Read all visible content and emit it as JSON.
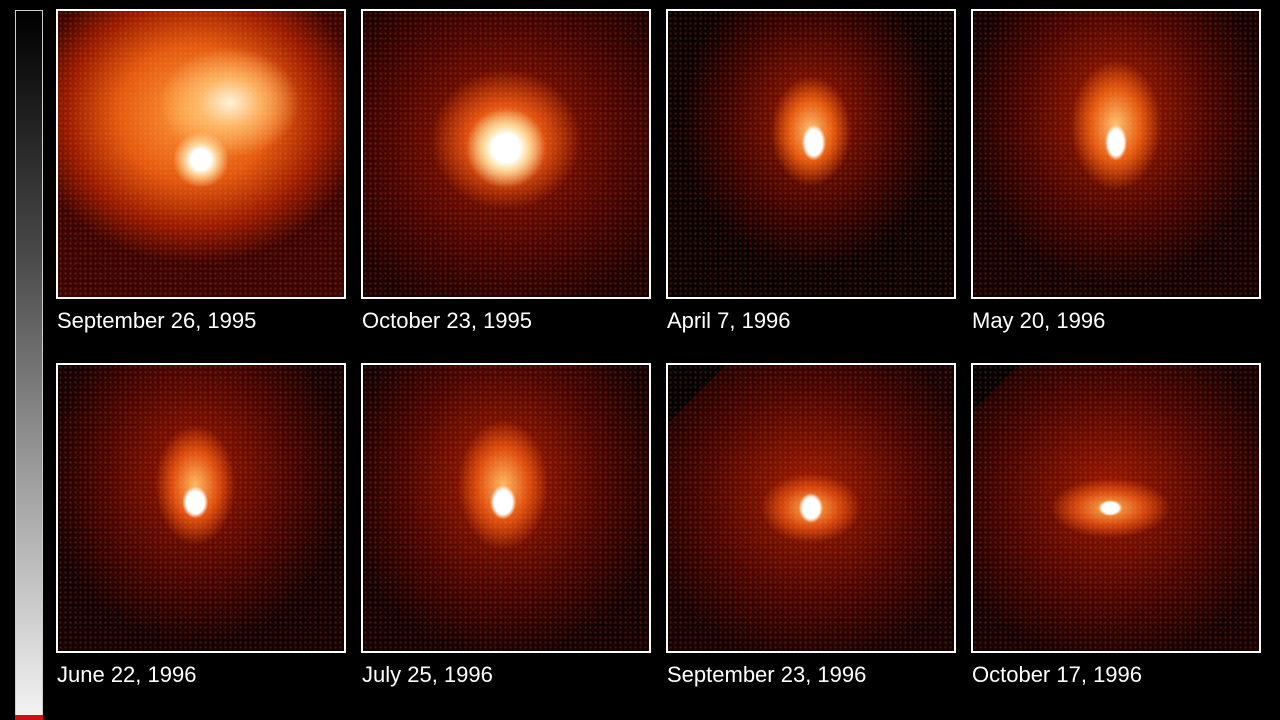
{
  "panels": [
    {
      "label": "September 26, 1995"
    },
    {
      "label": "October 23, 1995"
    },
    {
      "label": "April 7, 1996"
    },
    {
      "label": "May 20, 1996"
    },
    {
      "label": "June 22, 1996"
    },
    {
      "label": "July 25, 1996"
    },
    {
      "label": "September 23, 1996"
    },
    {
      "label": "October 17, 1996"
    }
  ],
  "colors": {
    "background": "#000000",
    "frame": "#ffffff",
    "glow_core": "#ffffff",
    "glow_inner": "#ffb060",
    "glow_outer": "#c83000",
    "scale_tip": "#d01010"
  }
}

---

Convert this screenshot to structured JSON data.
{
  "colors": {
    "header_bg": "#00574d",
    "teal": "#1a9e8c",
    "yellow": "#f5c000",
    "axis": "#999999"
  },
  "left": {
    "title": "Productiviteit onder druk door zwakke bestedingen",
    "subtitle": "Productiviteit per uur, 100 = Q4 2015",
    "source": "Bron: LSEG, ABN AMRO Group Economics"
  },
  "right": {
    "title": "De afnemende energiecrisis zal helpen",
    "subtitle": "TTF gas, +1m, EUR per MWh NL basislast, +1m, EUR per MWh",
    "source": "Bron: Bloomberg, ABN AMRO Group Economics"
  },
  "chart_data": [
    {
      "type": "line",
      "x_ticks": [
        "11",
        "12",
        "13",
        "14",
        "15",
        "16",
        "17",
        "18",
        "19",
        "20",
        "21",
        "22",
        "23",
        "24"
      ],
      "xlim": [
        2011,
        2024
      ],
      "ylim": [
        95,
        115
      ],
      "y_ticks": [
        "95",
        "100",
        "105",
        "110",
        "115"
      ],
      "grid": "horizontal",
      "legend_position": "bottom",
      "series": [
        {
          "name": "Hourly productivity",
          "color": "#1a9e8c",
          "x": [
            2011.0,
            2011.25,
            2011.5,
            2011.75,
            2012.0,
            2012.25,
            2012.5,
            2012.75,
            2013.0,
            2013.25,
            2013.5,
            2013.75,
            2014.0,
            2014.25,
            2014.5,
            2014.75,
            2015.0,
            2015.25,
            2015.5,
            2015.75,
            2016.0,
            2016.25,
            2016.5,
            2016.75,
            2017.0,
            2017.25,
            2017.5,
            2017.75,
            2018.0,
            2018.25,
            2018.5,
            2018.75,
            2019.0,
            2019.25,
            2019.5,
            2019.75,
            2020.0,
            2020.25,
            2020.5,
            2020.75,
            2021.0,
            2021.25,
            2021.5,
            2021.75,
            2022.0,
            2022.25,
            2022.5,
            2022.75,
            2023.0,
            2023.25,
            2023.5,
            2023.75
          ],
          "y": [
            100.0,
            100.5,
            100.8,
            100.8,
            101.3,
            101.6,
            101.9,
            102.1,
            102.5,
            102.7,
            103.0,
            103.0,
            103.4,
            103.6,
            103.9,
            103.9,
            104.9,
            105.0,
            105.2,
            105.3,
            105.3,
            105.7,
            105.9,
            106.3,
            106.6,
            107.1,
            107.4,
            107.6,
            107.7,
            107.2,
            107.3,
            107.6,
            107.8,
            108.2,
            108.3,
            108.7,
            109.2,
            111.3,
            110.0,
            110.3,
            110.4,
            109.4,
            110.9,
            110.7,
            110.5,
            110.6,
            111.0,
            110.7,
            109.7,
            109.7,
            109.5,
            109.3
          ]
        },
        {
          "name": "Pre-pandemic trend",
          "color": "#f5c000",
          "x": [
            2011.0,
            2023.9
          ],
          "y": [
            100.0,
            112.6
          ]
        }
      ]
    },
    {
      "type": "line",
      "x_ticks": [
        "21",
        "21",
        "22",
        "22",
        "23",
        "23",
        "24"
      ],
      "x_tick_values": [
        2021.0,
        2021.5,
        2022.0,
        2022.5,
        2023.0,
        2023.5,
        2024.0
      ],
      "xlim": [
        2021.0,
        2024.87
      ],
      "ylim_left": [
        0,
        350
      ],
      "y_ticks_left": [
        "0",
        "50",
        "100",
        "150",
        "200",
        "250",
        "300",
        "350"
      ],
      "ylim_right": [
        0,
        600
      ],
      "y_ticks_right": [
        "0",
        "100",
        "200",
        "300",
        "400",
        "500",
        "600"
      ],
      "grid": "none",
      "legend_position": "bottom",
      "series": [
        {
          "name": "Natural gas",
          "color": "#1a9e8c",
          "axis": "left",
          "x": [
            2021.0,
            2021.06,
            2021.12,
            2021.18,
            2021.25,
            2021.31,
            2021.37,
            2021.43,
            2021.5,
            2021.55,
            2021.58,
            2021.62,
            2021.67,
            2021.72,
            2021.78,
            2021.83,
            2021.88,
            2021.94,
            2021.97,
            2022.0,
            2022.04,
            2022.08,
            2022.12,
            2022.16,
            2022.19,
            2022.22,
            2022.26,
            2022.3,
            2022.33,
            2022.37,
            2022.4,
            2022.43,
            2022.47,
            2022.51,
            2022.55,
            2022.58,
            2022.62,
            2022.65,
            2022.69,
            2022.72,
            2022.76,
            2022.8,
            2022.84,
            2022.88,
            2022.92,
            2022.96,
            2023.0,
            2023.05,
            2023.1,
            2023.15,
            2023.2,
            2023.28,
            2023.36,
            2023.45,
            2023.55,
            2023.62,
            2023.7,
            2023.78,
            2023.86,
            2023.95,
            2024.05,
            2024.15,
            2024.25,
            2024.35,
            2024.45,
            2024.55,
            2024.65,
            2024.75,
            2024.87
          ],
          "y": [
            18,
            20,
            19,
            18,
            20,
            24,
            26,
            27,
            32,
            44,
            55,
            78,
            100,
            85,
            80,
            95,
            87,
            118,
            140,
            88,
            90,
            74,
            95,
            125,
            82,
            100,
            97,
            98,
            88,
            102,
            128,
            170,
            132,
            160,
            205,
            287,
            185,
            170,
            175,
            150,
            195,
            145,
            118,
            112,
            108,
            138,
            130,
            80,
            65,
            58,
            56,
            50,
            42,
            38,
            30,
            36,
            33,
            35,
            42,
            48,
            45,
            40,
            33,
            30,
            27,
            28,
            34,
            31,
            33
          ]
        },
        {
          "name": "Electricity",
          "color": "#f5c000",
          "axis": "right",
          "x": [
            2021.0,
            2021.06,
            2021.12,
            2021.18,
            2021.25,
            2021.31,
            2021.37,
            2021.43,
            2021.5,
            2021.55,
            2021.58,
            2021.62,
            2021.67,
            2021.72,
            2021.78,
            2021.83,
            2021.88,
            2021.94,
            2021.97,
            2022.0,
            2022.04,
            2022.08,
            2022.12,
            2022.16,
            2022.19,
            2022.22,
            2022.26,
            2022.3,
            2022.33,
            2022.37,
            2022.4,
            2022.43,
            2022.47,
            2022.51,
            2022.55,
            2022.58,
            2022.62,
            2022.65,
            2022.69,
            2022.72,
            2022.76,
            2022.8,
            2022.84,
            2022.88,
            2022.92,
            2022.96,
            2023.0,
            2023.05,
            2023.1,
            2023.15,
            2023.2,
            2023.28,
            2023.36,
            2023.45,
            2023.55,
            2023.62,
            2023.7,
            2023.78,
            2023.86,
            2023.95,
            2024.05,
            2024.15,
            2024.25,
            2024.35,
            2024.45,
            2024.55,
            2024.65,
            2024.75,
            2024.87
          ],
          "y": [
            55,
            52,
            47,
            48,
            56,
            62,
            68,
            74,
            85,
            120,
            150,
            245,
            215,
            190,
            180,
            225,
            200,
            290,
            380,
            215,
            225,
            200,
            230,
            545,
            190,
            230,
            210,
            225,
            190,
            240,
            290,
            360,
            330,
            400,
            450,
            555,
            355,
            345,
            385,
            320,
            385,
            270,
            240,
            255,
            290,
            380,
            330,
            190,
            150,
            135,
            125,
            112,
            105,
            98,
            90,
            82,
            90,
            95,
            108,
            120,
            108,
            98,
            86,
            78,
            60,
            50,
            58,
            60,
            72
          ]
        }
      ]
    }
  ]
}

--

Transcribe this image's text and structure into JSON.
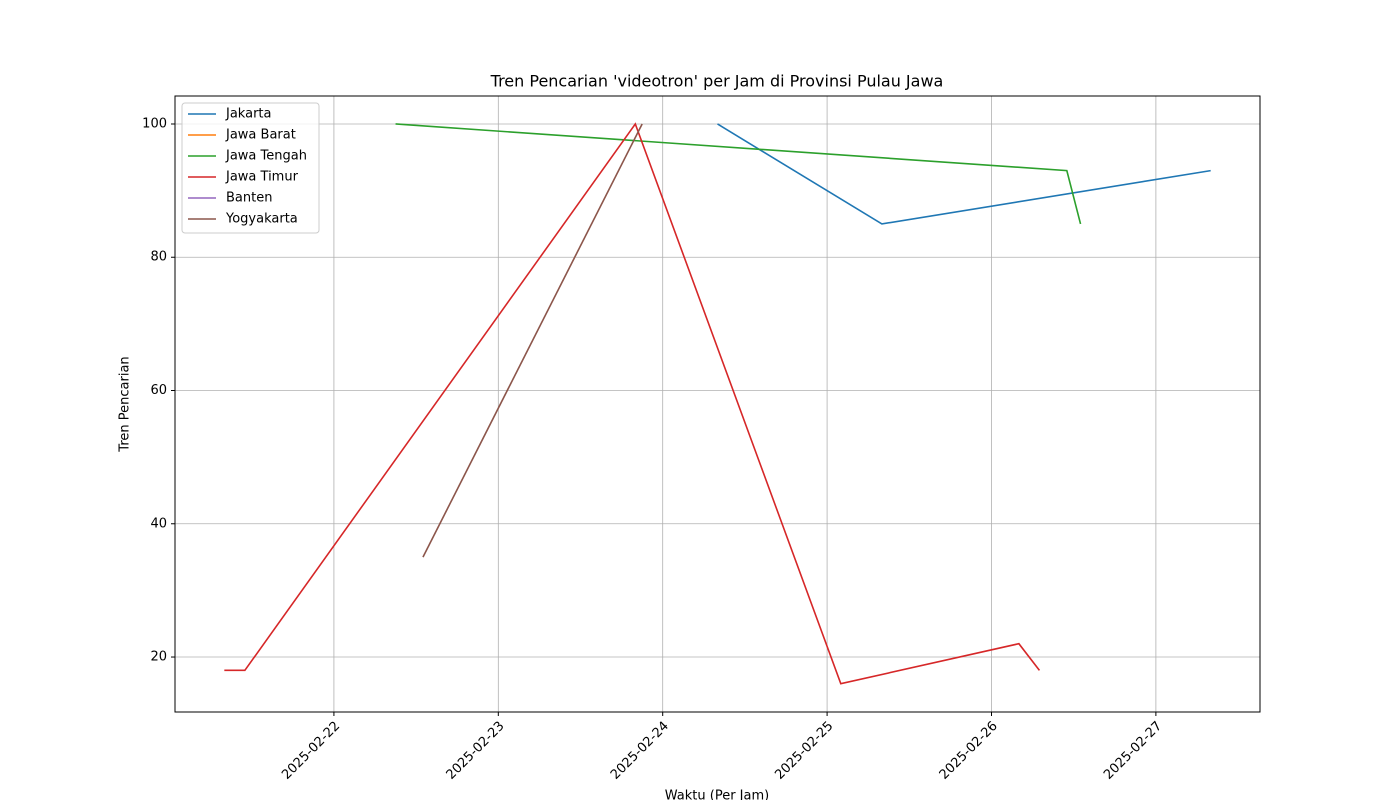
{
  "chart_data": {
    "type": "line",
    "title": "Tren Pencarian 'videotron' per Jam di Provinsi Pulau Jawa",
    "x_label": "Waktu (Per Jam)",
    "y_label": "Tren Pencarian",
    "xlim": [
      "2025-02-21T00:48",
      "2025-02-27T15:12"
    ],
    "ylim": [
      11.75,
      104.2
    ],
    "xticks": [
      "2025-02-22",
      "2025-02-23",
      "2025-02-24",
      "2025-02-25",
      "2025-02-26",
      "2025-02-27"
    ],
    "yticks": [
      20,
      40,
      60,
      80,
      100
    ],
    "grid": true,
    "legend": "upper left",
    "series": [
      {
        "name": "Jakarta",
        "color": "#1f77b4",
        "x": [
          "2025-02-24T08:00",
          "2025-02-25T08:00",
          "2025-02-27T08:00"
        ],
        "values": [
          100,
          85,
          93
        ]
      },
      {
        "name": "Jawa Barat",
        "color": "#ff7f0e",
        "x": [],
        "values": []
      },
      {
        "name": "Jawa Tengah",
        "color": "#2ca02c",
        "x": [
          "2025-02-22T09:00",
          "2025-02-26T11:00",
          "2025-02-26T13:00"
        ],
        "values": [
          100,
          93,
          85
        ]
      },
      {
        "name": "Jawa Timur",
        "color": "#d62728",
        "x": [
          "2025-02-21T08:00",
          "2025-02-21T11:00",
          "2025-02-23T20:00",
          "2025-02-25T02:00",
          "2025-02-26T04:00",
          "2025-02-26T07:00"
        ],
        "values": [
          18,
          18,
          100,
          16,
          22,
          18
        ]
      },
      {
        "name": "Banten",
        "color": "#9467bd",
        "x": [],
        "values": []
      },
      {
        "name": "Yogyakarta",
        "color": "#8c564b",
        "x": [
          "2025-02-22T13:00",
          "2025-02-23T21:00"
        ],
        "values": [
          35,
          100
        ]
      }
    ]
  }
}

> _Exercise_
Only lines with the string "subtitle" belong in your answer; copy each one.

> _Result_
    "subtitle": "Productiviteit per uur, 100 = Q4 2015",
    "subtitle": "TTF gas, +1m, EUR per MWh NL basislast, +1m, EUR per MWh",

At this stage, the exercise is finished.